** START OF SUPPLIED DATA **
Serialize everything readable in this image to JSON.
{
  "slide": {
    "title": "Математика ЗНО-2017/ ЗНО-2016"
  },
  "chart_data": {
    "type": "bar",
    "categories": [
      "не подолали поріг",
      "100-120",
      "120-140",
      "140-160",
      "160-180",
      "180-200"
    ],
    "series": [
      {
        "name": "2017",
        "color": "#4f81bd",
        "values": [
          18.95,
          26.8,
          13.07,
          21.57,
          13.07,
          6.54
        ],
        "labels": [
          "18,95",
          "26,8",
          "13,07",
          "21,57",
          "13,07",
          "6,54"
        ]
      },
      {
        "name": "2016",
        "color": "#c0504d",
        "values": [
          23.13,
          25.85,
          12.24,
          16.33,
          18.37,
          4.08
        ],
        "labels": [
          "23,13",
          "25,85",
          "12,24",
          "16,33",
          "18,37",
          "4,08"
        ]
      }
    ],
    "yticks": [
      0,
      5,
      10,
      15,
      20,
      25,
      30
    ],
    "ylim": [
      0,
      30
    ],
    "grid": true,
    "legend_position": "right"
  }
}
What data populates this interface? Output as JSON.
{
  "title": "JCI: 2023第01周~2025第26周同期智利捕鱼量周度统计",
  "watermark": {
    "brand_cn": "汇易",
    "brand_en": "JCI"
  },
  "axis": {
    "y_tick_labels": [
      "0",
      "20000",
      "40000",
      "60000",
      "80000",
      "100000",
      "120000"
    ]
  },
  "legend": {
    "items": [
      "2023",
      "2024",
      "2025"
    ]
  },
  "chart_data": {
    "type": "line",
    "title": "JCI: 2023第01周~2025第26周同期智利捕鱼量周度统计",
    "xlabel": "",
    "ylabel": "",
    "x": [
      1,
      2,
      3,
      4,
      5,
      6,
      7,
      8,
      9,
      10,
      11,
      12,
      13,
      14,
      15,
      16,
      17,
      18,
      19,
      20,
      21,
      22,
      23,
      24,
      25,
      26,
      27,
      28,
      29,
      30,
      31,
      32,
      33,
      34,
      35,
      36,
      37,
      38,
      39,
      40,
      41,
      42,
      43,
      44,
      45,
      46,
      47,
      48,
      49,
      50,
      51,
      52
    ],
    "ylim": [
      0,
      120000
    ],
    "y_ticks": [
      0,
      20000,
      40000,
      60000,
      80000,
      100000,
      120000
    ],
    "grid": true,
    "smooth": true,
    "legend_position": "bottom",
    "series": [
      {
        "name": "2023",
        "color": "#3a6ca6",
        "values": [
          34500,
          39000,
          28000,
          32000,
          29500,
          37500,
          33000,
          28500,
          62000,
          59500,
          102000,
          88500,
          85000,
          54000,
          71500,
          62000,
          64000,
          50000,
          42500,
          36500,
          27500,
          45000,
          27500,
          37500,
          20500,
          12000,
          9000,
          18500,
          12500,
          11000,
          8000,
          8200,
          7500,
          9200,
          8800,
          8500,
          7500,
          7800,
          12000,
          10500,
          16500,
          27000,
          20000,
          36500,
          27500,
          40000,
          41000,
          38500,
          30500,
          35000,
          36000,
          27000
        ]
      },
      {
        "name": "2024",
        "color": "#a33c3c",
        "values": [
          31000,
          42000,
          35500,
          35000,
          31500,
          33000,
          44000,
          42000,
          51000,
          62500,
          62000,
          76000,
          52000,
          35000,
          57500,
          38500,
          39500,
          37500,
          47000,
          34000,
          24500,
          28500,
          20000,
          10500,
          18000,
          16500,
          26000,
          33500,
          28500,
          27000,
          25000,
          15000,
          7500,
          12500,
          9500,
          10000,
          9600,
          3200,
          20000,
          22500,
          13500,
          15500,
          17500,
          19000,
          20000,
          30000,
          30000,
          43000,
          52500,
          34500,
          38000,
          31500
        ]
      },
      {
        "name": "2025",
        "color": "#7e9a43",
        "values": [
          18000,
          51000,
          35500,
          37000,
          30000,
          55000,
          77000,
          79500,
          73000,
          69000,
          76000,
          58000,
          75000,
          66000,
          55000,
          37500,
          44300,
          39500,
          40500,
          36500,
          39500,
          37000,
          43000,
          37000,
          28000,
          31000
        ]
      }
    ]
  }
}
** END OF SUPPLIED DATA **
** START OF SUPPLIED DATA **
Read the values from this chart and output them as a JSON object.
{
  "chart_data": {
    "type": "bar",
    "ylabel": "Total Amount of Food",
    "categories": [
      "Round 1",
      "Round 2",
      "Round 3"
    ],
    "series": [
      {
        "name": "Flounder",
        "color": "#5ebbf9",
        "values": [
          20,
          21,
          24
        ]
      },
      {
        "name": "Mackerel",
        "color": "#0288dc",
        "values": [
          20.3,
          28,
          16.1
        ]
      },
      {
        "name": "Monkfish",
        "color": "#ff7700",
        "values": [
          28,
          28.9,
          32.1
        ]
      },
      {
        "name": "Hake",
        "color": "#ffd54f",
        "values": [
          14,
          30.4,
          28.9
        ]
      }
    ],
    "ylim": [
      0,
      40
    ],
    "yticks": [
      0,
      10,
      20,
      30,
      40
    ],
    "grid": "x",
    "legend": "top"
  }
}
** END OF SUPPLIED DATA **
● **WHAT YOU WILL DO**
Wherever the string "name" appears in the entries above, list that line.

● **RESULT FOR THIS TASK**
        "name": "2017",
        "name": "2016",
        "name": "2023",
        "name": "2024",
        "name": "2025",
        "name": "Flounder",
        "name": "Mackerel",
        "name": "Monkfish",
        "name": "Hake",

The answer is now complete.